* [What is expected]: Each line that includes "深圳市北控城市环境科技有限公司" counts once; give the total and nothing besides.

begin

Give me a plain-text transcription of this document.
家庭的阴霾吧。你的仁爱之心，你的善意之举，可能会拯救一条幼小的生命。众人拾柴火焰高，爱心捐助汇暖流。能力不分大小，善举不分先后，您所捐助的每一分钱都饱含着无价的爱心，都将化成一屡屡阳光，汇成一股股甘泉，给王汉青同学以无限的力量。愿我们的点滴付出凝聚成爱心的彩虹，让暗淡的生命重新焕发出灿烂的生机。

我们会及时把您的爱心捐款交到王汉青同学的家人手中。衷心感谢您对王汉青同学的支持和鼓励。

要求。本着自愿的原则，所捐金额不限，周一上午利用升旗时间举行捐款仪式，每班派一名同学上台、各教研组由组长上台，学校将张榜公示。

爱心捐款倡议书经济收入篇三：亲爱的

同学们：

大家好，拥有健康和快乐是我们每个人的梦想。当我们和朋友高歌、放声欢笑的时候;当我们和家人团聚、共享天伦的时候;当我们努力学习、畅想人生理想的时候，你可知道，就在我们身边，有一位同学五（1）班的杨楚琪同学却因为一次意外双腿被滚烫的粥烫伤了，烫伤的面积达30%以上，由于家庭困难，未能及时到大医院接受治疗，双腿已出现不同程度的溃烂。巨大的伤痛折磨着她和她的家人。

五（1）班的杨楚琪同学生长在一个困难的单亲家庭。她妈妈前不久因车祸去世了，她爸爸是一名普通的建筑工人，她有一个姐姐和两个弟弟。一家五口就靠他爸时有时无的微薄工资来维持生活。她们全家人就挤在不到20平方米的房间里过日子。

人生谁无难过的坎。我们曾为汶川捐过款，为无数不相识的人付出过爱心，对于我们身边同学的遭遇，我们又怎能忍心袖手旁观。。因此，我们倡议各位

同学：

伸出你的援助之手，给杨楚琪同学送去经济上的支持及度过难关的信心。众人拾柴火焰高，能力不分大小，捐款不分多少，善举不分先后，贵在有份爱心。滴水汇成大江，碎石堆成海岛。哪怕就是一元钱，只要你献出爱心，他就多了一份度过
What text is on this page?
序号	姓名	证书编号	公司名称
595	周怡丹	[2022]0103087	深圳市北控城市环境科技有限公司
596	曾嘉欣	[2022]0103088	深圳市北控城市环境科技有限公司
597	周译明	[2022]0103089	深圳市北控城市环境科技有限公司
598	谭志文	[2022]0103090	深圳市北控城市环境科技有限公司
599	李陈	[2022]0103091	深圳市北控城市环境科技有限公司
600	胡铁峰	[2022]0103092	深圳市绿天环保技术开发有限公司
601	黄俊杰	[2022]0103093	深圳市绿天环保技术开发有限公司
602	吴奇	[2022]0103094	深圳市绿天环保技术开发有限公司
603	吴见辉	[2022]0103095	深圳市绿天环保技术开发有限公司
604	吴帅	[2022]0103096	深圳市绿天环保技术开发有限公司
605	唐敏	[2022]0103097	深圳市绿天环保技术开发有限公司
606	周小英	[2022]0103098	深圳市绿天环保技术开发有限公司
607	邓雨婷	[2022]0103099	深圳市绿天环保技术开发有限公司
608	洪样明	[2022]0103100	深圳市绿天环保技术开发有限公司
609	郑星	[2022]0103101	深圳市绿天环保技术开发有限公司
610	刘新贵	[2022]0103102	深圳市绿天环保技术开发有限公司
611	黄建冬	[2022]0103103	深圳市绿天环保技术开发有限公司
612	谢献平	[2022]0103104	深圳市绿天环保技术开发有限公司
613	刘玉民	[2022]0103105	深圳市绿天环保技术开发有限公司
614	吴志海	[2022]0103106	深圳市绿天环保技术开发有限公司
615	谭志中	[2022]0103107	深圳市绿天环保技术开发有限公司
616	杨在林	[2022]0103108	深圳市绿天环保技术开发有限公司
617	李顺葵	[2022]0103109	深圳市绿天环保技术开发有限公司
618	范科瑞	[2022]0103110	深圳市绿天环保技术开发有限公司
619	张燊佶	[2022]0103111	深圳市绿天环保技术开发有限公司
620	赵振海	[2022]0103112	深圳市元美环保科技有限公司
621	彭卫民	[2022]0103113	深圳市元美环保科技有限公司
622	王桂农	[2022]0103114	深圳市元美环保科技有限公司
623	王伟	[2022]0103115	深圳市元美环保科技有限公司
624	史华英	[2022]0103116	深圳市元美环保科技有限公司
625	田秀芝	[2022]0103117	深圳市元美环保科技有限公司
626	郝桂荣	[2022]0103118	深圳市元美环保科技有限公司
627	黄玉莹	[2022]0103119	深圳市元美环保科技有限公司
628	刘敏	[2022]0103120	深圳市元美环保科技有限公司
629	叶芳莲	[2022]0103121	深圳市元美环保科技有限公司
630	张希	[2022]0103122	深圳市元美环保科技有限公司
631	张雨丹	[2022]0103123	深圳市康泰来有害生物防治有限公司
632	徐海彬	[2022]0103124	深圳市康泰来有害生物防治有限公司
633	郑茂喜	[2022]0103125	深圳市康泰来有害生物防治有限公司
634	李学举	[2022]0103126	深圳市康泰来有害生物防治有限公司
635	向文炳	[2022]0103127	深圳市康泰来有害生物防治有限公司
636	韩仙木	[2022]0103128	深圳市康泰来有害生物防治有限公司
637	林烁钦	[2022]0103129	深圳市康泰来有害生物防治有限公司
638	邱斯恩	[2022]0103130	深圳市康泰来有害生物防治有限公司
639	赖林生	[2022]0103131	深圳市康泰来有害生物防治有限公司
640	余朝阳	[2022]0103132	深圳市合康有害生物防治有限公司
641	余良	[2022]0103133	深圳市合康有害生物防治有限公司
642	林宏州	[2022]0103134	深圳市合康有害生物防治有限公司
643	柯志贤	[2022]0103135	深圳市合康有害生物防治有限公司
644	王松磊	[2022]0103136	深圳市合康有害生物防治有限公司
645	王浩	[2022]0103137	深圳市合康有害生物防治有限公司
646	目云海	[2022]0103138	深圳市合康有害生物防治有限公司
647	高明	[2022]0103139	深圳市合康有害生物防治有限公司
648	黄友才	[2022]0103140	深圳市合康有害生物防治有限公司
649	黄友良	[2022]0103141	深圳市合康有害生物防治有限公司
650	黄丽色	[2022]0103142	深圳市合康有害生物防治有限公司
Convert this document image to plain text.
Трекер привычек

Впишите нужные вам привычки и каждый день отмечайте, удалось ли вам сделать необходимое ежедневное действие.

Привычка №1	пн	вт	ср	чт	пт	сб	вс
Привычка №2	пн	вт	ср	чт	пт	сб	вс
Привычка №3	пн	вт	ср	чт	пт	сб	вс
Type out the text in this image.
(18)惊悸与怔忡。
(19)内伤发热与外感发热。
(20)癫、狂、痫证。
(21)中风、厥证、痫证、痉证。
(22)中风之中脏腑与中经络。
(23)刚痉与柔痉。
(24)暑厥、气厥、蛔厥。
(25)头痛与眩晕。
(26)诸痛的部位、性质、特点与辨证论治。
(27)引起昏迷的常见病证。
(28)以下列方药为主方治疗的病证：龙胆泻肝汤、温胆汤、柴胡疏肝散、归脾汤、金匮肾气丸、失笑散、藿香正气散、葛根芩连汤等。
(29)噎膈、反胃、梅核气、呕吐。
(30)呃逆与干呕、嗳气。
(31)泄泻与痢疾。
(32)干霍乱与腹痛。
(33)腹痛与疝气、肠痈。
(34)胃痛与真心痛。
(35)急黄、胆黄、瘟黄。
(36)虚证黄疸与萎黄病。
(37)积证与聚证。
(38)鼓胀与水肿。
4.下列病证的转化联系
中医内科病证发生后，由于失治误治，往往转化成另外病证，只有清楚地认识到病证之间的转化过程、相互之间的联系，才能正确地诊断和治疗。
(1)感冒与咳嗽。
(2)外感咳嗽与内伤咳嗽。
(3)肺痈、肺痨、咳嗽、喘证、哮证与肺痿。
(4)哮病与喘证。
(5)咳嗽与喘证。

end

* [Task output]: 5